» Problem description
Find each line holding the word "JSON" and give the number of such lines, nothing else.
* * * * * * * * *
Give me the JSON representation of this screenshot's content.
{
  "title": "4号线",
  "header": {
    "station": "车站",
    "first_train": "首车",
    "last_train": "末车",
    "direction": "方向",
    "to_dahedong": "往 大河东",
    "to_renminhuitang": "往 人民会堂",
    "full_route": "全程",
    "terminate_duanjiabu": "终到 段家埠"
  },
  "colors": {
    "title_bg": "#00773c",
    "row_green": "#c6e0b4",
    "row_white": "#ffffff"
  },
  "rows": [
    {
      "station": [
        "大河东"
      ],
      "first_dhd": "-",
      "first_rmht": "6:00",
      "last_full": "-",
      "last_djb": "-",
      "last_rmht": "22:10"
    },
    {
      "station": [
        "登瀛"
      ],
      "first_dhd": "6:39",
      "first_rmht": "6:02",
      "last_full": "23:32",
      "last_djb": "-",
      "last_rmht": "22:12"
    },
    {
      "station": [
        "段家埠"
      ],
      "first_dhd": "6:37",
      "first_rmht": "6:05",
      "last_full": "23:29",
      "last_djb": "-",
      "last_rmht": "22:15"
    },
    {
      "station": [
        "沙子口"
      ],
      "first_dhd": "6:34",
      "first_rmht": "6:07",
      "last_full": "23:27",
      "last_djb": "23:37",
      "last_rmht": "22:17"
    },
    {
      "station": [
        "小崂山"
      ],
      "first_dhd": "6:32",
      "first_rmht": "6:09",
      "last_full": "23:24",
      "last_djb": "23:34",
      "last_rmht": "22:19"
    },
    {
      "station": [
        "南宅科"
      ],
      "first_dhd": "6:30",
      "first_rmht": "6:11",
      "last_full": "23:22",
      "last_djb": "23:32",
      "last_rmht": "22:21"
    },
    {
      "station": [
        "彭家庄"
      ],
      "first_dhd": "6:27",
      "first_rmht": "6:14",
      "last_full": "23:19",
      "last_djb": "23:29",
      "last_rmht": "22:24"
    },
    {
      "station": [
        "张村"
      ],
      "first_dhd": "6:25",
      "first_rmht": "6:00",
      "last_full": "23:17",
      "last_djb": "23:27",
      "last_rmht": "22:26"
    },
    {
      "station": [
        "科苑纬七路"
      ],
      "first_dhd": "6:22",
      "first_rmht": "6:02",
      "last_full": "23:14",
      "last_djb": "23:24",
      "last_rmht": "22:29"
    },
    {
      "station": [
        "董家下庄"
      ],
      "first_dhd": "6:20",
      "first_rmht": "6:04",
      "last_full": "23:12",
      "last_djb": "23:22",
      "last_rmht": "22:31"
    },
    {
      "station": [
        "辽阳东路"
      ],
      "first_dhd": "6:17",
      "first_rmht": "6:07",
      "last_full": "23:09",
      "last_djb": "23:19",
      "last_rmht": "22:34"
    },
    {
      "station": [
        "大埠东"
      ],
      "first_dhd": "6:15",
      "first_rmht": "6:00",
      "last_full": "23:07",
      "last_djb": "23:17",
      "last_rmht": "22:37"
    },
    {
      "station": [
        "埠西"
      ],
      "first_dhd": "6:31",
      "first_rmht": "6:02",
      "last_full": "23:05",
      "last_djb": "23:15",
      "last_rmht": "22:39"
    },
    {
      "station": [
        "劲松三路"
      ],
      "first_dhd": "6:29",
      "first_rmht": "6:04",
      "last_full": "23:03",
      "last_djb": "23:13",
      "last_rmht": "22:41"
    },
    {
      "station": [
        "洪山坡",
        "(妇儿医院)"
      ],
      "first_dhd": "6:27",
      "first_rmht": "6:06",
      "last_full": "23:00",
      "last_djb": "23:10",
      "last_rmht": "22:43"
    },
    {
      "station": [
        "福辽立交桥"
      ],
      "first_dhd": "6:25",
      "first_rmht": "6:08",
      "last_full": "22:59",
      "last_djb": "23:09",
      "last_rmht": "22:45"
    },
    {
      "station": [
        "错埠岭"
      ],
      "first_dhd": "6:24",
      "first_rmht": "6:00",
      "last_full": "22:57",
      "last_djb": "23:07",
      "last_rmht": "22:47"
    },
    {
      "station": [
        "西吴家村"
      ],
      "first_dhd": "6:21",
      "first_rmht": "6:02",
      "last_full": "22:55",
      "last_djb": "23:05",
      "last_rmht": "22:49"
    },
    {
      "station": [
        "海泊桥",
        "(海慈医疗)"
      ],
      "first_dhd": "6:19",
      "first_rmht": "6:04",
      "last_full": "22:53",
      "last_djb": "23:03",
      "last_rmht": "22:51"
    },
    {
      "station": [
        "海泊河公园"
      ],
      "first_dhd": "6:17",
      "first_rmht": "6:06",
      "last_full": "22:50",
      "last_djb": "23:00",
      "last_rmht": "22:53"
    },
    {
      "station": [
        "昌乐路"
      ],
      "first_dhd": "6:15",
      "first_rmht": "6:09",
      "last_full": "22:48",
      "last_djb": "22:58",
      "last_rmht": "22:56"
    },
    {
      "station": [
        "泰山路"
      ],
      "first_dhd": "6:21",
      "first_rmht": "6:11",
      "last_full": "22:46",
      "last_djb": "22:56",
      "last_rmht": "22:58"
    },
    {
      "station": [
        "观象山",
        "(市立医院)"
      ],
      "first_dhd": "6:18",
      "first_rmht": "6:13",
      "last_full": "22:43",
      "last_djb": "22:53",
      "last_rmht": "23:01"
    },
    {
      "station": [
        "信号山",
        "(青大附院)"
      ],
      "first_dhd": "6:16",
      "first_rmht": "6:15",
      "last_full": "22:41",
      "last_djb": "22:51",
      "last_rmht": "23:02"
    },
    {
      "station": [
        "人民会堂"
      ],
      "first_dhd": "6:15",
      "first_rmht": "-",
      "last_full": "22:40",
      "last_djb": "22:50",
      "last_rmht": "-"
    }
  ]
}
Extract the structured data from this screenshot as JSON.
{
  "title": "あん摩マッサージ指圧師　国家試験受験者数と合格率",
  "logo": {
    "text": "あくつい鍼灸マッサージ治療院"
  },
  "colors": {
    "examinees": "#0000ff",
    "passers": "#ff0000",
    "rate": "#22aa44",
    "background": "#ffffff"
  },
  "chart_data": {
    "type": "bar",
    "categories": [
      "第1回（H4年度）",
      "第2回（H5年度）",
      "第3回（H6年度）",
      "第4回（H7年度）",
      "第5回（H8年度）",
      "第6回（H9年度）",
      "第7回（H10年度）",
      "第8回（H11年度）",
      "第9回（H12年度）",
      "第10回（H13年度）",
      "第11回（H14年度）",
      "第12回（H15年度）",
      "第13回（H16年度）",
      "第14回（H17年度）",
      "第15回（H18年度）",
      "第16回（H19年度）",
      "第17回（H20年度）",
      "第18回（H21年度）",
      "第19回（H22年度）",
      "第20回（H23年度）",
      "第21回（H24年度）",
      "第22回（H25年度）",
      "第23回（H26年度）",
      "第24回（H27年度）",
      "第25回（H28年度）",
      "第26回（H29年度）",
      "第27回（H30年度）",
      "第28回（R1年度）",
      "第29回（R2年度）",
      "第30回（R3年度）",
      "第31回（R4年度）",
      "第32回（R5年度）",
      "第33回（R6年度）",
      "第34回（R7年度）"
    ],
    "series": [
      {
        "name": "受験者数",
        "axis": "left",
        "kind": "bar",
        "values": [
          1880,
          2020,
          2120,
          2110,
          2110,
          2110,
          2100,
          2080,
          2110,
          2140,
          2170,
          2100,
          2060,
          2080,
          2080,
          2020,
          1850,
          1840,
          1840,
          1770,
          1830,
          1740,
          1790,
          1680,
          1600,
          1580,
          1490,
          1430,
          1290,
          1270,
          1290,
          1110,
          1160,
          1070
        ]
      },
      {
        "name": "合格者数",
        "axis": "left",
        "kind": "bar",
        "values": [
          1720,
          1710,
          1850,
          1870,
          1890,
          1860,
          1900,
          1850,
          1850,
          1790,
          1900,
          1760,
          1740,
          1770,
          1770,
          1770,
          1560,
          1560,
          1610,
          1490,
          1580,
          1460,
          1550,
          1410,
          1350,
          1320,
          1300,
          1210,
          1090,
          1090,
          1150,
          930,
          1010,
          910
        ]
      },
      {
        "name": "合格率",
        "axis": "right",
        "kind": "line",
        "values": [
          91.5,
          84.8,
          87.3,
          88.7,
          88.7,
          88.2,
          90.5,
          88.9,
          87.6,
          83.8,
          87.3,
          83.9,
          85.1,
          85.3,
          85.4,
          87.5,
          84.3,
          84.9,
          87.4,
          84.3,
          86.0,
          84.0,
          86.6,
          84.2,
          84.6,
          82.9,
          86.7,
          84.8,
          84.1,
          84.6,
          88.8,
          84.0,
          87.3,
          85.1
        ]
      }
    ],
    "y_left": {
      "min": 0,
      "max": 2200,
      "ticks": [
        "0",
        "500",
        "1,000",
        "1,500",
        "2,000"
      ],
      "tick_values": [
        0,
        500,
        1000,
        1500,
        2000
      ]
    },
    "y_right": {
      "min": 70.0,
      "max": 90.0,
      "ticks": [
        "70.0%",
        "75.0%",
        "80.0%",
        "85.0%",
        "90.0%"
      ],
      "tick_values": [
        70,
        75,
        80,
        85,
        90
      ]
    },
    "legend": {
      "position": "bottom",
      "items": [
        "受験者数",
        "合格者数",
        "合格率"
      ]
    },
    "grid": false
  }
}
* * * * * * * * *
» Solution for this problem
2